» The problem: Leave out any pictures and transcribe all other data below exactly.

» Records to process:
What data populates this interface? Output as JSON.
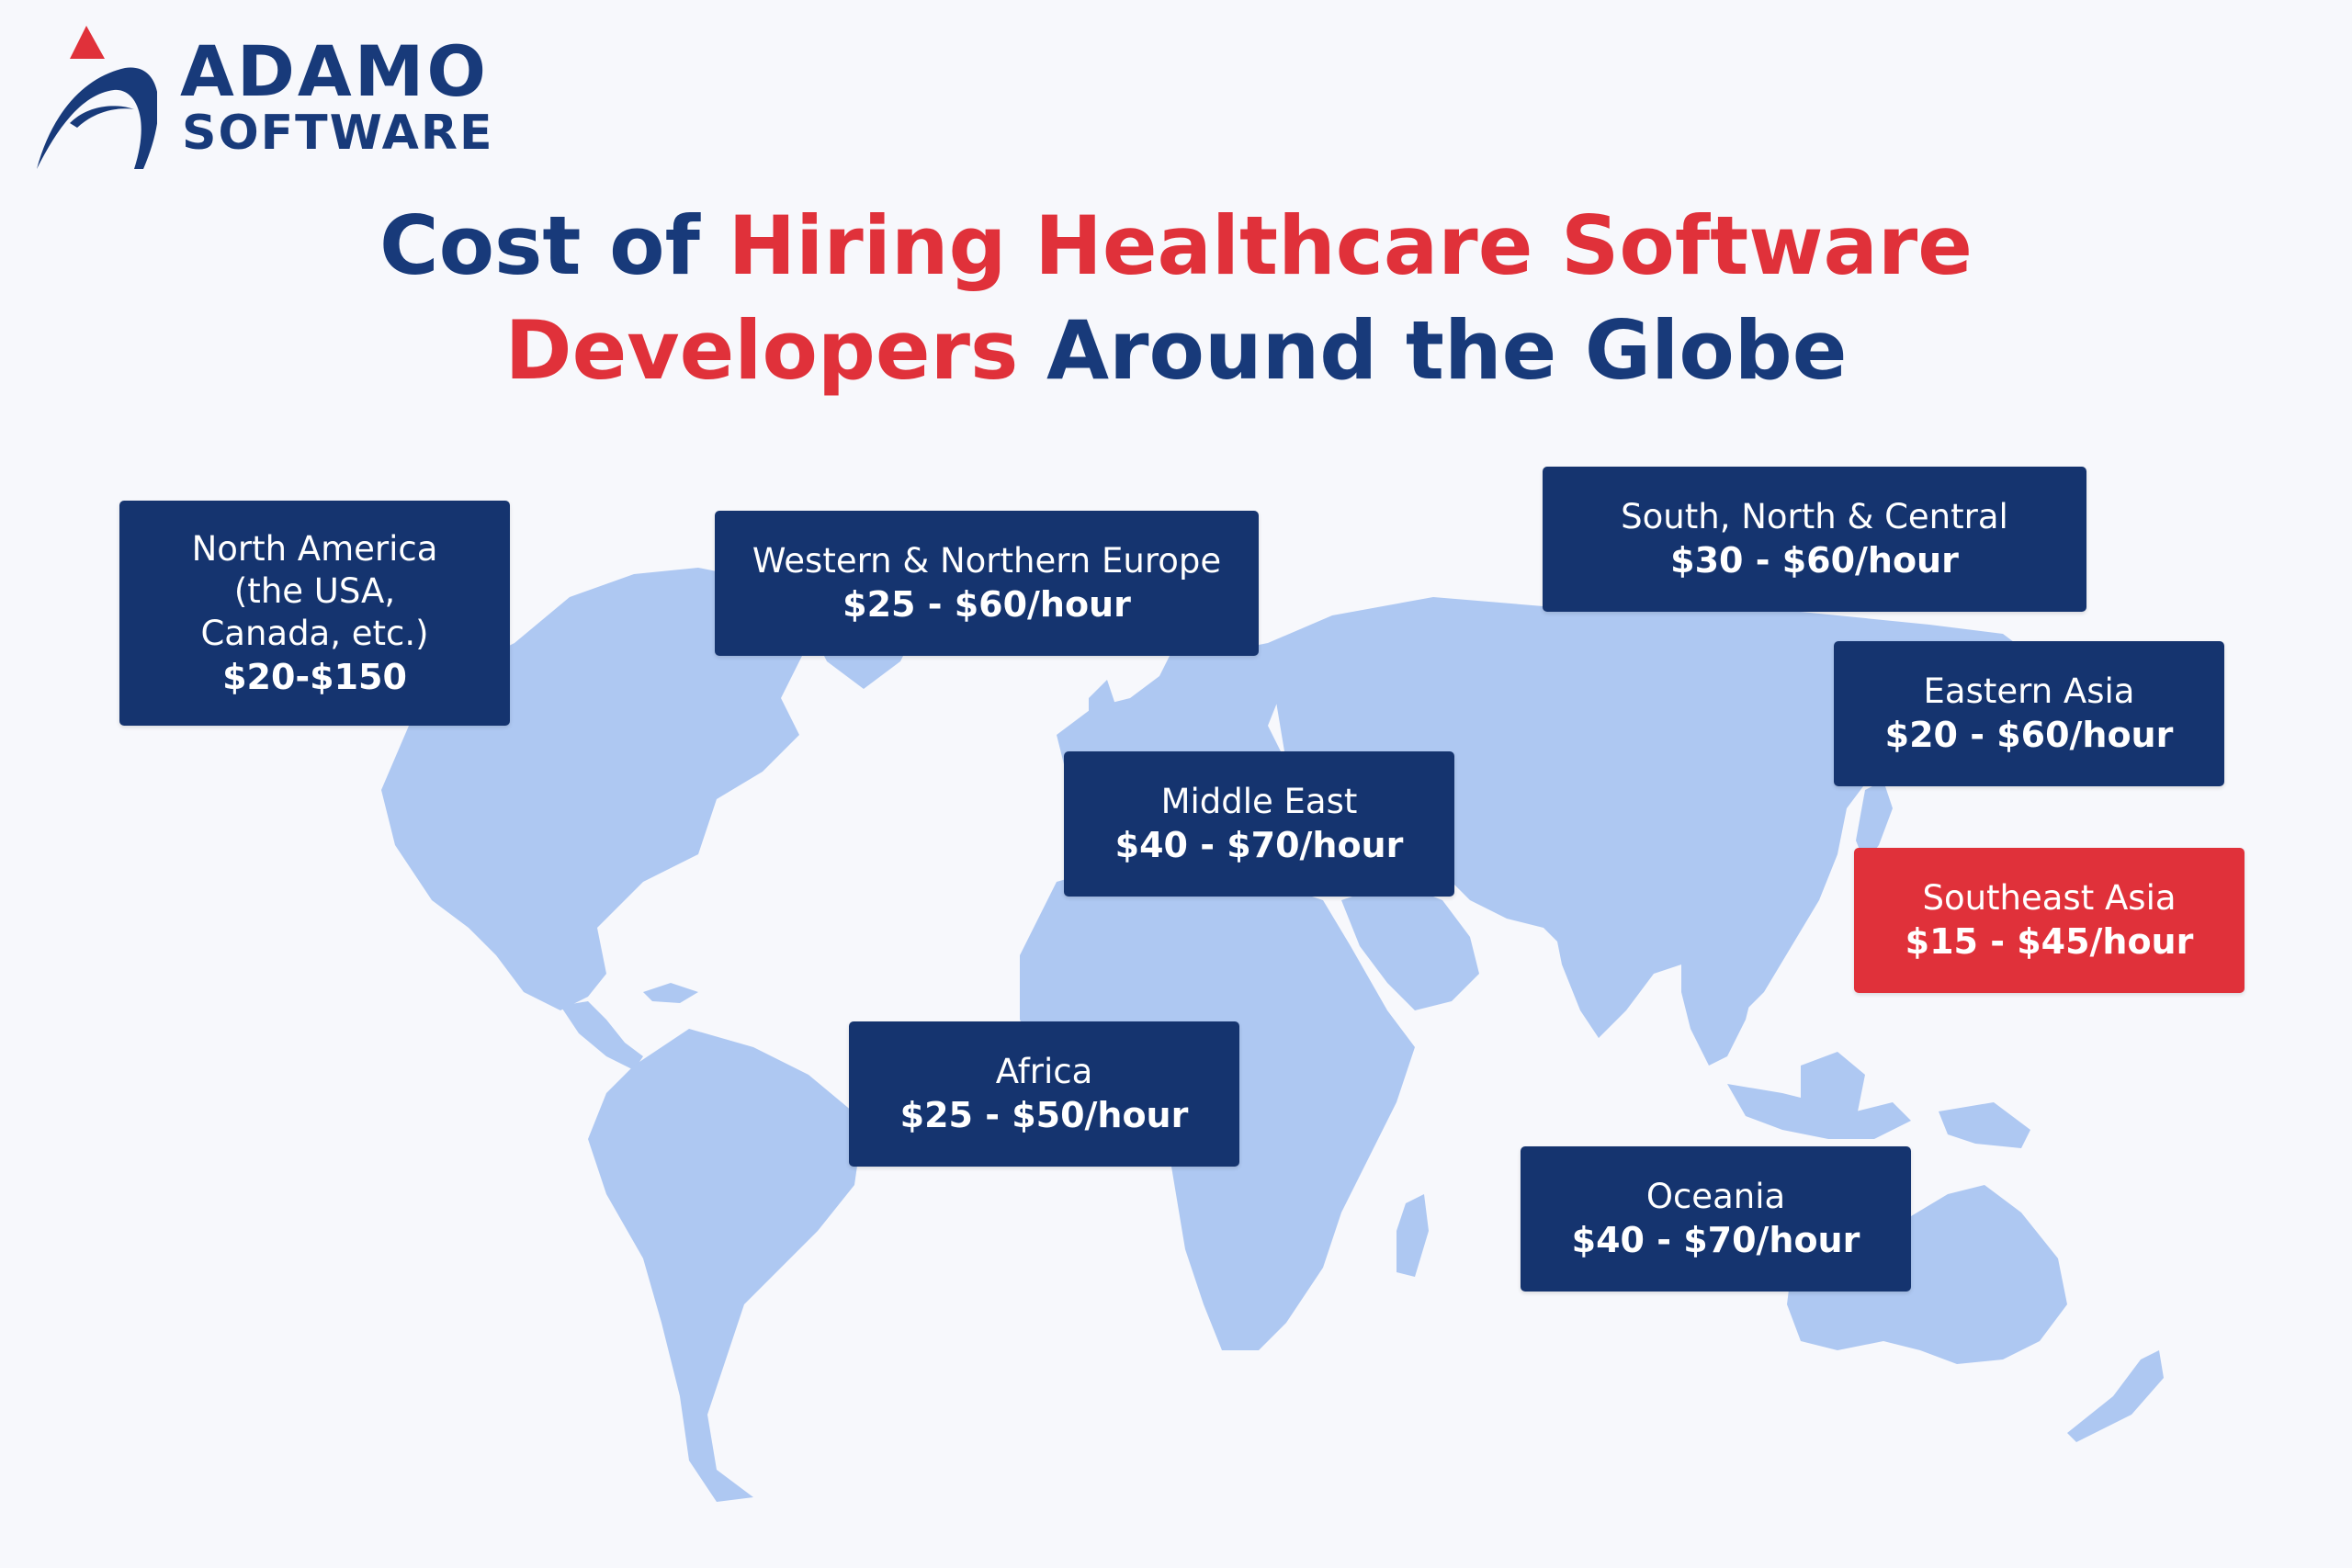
{
  "logo": {
    "name_line1": "ADAMO",
    "name_line2": "SOFTWARE",
    "brand_color": "#183a7a",
    "accent_color": "#e0313a"
  },
  "title": {
    "line1_part1": "Cost of ",
    "line1_part2": "Hiring Healthcare Software",
    "line2_part1": "Developers",
    "line2_part2": " Around the Globe"
  },
  "colors": {
    "background": "#f7f8fc",
    "land": "#aec8f2",
    "box": "#15346f",
    "highlight_box": "#e0313a"
  },
  "regions": {
    "north_america": {
      "name_line1": "North America",
      "name_line2": "(the USA,",
      "name_line3": "Canada, etc.)",
      "price": "$20-$150"
    },
    "europe": {
      "name": "Western & Northern Europe",
      "price": "$25 - $60/hour"
    },
    "central_asia": {
      "name": "South, North & Central",
      "price": "$30 - $60/hour"
    },
    "eastern_asia": {
      "name": "Eastern Asia",
      "price": "$20 - $60/hour"
    },
    "middle_east": {
      "name": "Middle East",
      "price": "$40 - $70/hour"
    },
    "southeast_asia": {
      "name": "Southeast Asia",
      "price": "$15 - $45/hour",
      "highlighted": true
    },
    "africa": {
      "name": "Africa",
      "price": "$25 - $50/hour"
    },
    "oceania": {
      "name": "Oceania",
      "price": "$40 - $70/hour"
    }
  }
}
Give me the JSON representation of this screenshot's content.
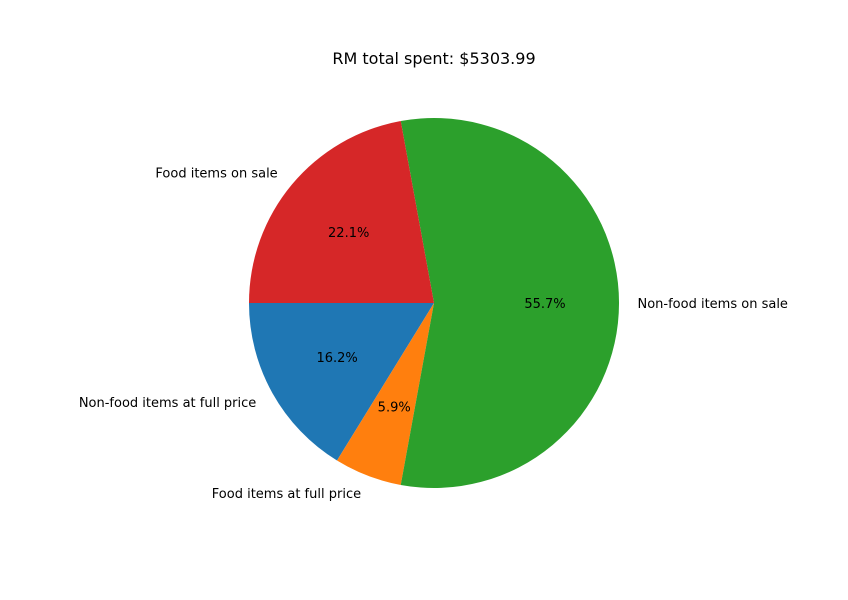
{
  "chart_data": {
    "type": "pie",
    "title": "RM total spent: $5303.99",
    "start_angle_deg": 180,
    "direction": "counterclockwise",
    "slices": [
      {
        "label": "Non-food items at full price",
        "value": 16.2,
        "pct_text": "16.2%",
        "color": "#1f77b4"
      },
      {
        "label": "Food items at full price",
        "value": 5.9,
        "pct_text": "5.9%",
        "color": "#ff7f0e"
      },
      {
        "label": "Non-food items on sale",
        "value": 55.7,
        "pct_text": "55.7%",
        "color": "#2ca02c"
      },
      {
        "label": "Food items on sale",
        "value": 22.1,
        "pct_text": "22.1%",
        "color": "#d62728"
      }
    ]
  }
}
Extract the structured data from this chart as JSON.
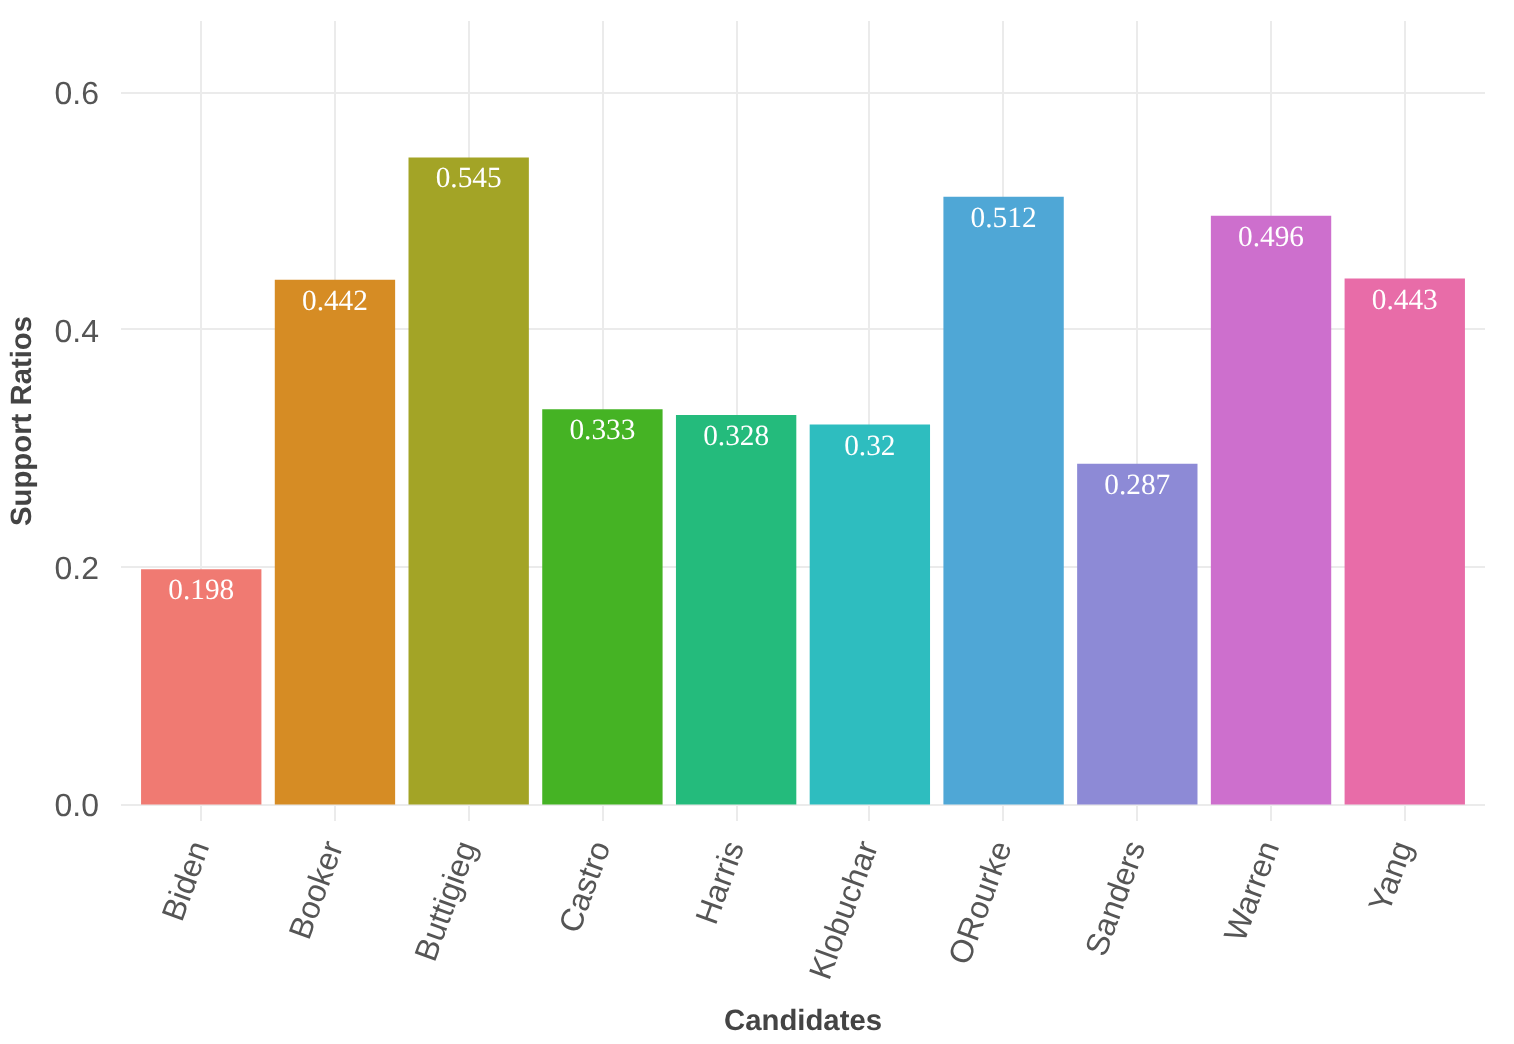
{
  "chart_data": {
    "type": "bar",
    "xlabel": "Candidates",
    "ylabel": "Support Ratios",
    "categories": [
      "Biden",
      "Booker",
      "Buttigieg",
      "Castro",
      "Harris",
      "Klobuchar",
      "ORourke",
      "Sanders",
      "Warren",
      "Yang"
    ],
    "values": [
      0.198,
      0.442,
      0.545,
      0.333,
      0.328,
      0.32,
      0.512,
      0.287,
      0.496,
      0.443
    ],
    "colors": [
      "#f07a72",
      "#d68c24",
      "#a3a426",
      "#45b324",
      "#24bb7c",
      "#2ebdbf",
      "#4fa7d6",
      "#8d8ad6",
      "#cd6fcd",
      "#e86ca8"
    ],
    "ylim": [
      -0.014,
      0.66
    ],
    "yticks": [
      {
        "value": 0,
        "label": "0.0"
      },
      {
        "value": 0.2,
        "label": "0.2"
      },
      {
        "value": 0.4,
        "label": "0.4"
      },
      {
        "value": 0.6,
        "label": "0.6"
      }
    ],
    "grid": true,
    "data_labels": true
  }
}
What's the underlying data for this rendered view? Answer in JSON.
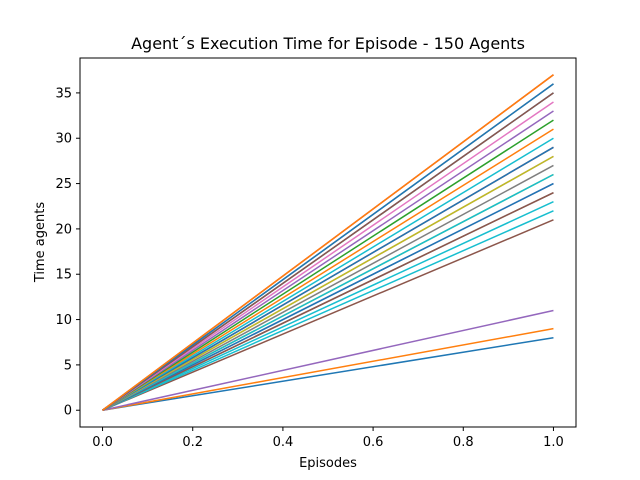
{
  "chart_data": {
    "type": "line",
    "title": "Agent´s Execution Time for Episode - 150 Agents",
    "xlabel": "Episodes",
    "ylabel": "Time agents",
    "xlim": [
      -0.05,
      1.05
    ],
    "ylim": [
      -1.85,
      38.85
    ],
    "x_ticks": [
      "0.0",
      "0.2",
      "0.4",
      "0.6",
      "0.8",
      "1.0"
    ],
    "y_ticks": [
      "0",
      "5",
      "10",
      "15",
      "20",
      "25",
      "30",
      "35"
    ],
    "grid": false,
    "legend": "none",
    "x": [
      0,
      1
    ],
    "series": [
      {
        "values": [
          0,
          8
        ],
        "color": "#1f77b4"
      },
      {
        "values": [
          0,
          9
        ],
        "color": "#ff7f0e"
      },
      {
        "values": [
          0,
          11
        ],
        "color": "#9467bd"
      },
      {
        "values": [
          0,
          21
        ],
        "color": "#8c564b"
      },
      {
        "values": [
          0,
          22
        ],
        "color": "#17becf"
      },
      {
        "values": [
          0,
          23
        ],
        "color": "#17becf"
      },
      {
        "values": [
          0,
          24
        ],
        "color": "#7f7f7f"
      },
      {
        "values": [
          0,
          24
        ],
        "color": "#8c564b"
      },
      {
        "values": [
          0,
          25
        ],
        "color": "#9467bd"
      },
      {
        "values": [
          0,
          25
        ],
        "color": "#1f77b4"
      },
      {
        "values": [
          0,
          26
        ],
        "color": "#bcbd22"
      },
      {
        "values": [
          0,
          26
        ],
        "color": "#17becf"
      },
      {
        "values": [
          0,
          27
        ],
        "color": "#7f7f7f"
      },
      {
        "values": [
          0,
          28
        ],
        "color": "#e377c2"
      },
      {
        "values": [
          0,
          28
        ],
        "color": "#bcbd22"
      },
      {
        "values": [
          0,
          29
        ],
        "color": "#d62728"
      },
      {
        "values": [
          0,
          29
        ],
        "color": "#1f77b4"
      },
      {
        "values": [
          0,
          30
        ],
        "color": "#17becf"
      },
      {
        "values": [
          0,
          31
        ],
        "color": "#ff7f0e"
      },
      {
        "values": [
          0,
          32
        ],
        "color": "#2ca02c"
      },
      {
        "values": [
          0,
          33
        ],
        "color": "#9467bd"
      },
      {
        "values": [
          0,
          34
        ],
        "color": "#e377c2"
      },
      {
        "values": [
          0,
          35
        ],
        "color": "#1f77b4"
      },
      {
        "values": [
          0,
          35
        ],
        "color": "#8c564b"
      },
      {
        "values": [
          0,
          36
        ],
        "color": "#7f7f7f"
      },
      {
        "values": [
          0,
          36
        ],
        "color": "#1f77b4"
      },
      {
        "values": [
          0,
          37
        ],
        "color": "#d62728"
      },
      {
        "values": [
          0,
          37
        ],
        "color": "#ff7f0e"
      }
    ]
  }
}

» Solution to this problem:
What data populates this interface? Output as JSON.
{
  "logo": {
    "name_line1": "ADAMO",
    "name_line2": "SOFTWARE",
    "brand_color": "#183a7a",
    "accent_color": "#e0313a"
  },
  "title": {
    "line1_part1": "Cost of ",
    "line1_part2": "Hiring Healthcare Software",
    "line2_part1": "Developers",
    "line2_part2": " Around the Globe"
  },
  "colors": {
    "background": "#f7f8fc",
    "land": "#aec8f2",
    "box": "#15346f",
    "highlight_box": "#e0313a"
  },
  "regions": {
    "north_america": {
      "name_line1": "North America",
      "name_line2": "(the USA,",
      "name_line3": "Canada, etc.)",
      "price": "$20-$150"
    },
    "europe": {
      "name": "Western & Northern Europe",
      "price": "$25 - $60/hour"
    },
    "central_asia": {
      "name": "South, North & Central",
      "price": "$30 - $60/hour"
    },
    "eastern_asia": {
      "name": "Eastern Asia",
      "price": "$20 - $60/hour"
    },
    "middle_east": {
      "name": "Middle East",
      "price": "$40 - $70/hour"
    },
    "southeast_asia": {
      "name": "Southeast Asia",
      "price": "$15 - $45/hour",
      "highlighted": true
    },
    "africa": {
      "name": "Africa",
      "price": "$25 - $50/hour"
    },
    "oceania": {
      "name": "Oceania",
      "price": "$40 - $70/hour"
    }
  }
}
Give me the JSON representation of this screenshot's content.
{
  "chart_data": {
    "type": "pie",
    "title": "RM total spent: $5303.99",
    "start_angle_deg": 180,
    "direction": "counterclockwise",
    "slices": [
      {
        "label": "Non-food items at full price",
        "value": 16.2,
        "pct_text": "16.2%",
        "color": "#1f77b4"
      },
      {
        "label": "Food items at full price",
        "value": 5.9,
        "pct_text": "5.9%",
        "color": "#ff7f0e"
      },
      {
        "label": "Non-food items on sale",
        "value": 55.7,
        "pct_text": "55.7%",
        "color": "#2ca02c"
      },
      {
        "label": "Food items on sale",
        "value": 22.1,
        "pct_text": "22.1%",
        "color": "#d62728"
      }
    ]
  }
}
Extract the structured data from this chart as JSON.
{
  "chart_data": {
    "type": "bar",
    "xlabel": "Candidates",
    "ylabel": "Support Ratios",
    "categories": [
      "Biden",
      "Booker",
      "Buttigieg",
      "Castro",
      "Harris",
      "Klobuchar",
      "ORourke",
      "Sanders",
      "Warren",
      "Yang"
    ],
    "values": [
      0.198,
      0.442,
      0.545,
      0.333,
      0.328,
      0.32,
      0.512,
      0.287,
      0.496,
      0.443
    ],
    "colors": [
      "#f07a72",
      "#d68c24",
      "#a3a426",
      "#45b324",
      "#24bb7c",
      "#2ebdbf",
      "#4fa7d6",
      "#8d8ad6",
      "#cd6fcd",
      "#e86ca8"
    ],
    "ylim": [
      -0.014,
      0.66
    ],
    "yticks": [
      {
        "value": 0,
        "label": "0.0"
      },
      {
        "value": 0.2,
        "label": "0.2"
      },
      {
        "value": 0.4,
        "label": "0.4"
      },
      {
        "value": 0.6,
        "label": "0.6"
      }
    ],
    "grid": true,
    "data_labels": true
  }
}
What's the underlying data for this rendered view? Answer in JSON.
{
  "chart_data": {
    "type": "line",
    "title": "Agent´s Execution Time for Episode - 150 Agents",
    "xlabel": "Episodes",
    "ylabel": "Time agents",
    "xlim": [
      -0.05,
      1.05
    ],
    "ylim": [
      -1.85,
      38.85
    ],
    "x_ticks": [
      "0.0",
      "0.2",
      "0.4",
      "0.6",
      "0.8",
      "1.0"
    ],
    "y_ticks": [
      "0",
      "5",
      "10",
      "15",
      "20",
      "25",
      "30",
      "35"
    ],
    "grid": false,
    "legend": "none",
    "x": [
      0,
      1
    ],
    "series": [
      {
        "values": [
          0,
          8
        ],
        "color": "#1f77b4"
      },
      {
        "values": [
          0,
          9
        ],
        "color": "#ff7f0e"
      },
      {
        "values": [
          0,
          11
        ],
        "color": "#9467bd"
      },
      {
        "values": [
          0,
          21
        ],
        "color": "#8c564b"
      },
      {
        "values": [
          0,
          22
        ],
        "color": "#17becf"
      },
      {
        "values": [
          0,
          23
        ],
        "color": "#17becf"
      },
      {
        "values": [
          0,
          24
        ],
        "color": "#7f7f7f"
      },
      {
        "values": [
          0,
          24
        ],
        "color": "#8c564b"
      },
      {
        "values": [
          0,
          25
        ],
        "color": "#9467bd"
      },
      {
        "values": [
          0,
          25
        ],
        "color": "#1f77b4"
      },
      {
        "values": [
          0,
          26
        ],
        "color": "#bcbd22"
      },
      {
        "values": [
          0,
          26
        ],
        "color": "#17becf"
      },
      {
        "values": [
          0,
          27
        ],
        "color": "#7f7f7f"
      },
      {
        "values": [
          0,
          28
        ],
        "color": "#e377c2"
      },
      {
        "values": [
          0,
          28
        ],
        "color": "#bcbd22"
      },
      {
        "values": [
          0,
          29
        ],
        "color": "#d62728"
      },
      {
        "values": [
          0,
          29
        ],
        "color": "#1f77b4"
      },
      {
        "values": [
          0,
          30
        ],
        "color": "#17becf"
      },
      {
        "values": [
          0,
          31
        ],
        "color": "#ff7f0e"
      },
      {
        "values": [
          0,
          32
        ],
        "color": "#2ca02c"
      },
      {
        "values": [
          0,
          33
        ],
        "color": "#9467bd"
      },
      {
        "values": [
          0,
          34
        ],
        "color": "#e377c2"
      },
      {
        "values": [
          0,
          35
        ],
        "color": "#1f77b4"
      },
      {
        "values": [
          0,
          35
        ],
        "color": "#8c564b"
      },
      {
        "values": [
          0,
          36
        ],
        "color": "#7f7f7f"
      },
      {
        "values": [
          0,
          36
        ],
        "color": "#1f77b4"
      },
      {
        "values": [
          0,
          37
        ],
        "color": "#d62728"
      },
      {
        "values": [
          0,
          37
        ],
        "color": "#ff7f0e"
      }
    ]
  }
}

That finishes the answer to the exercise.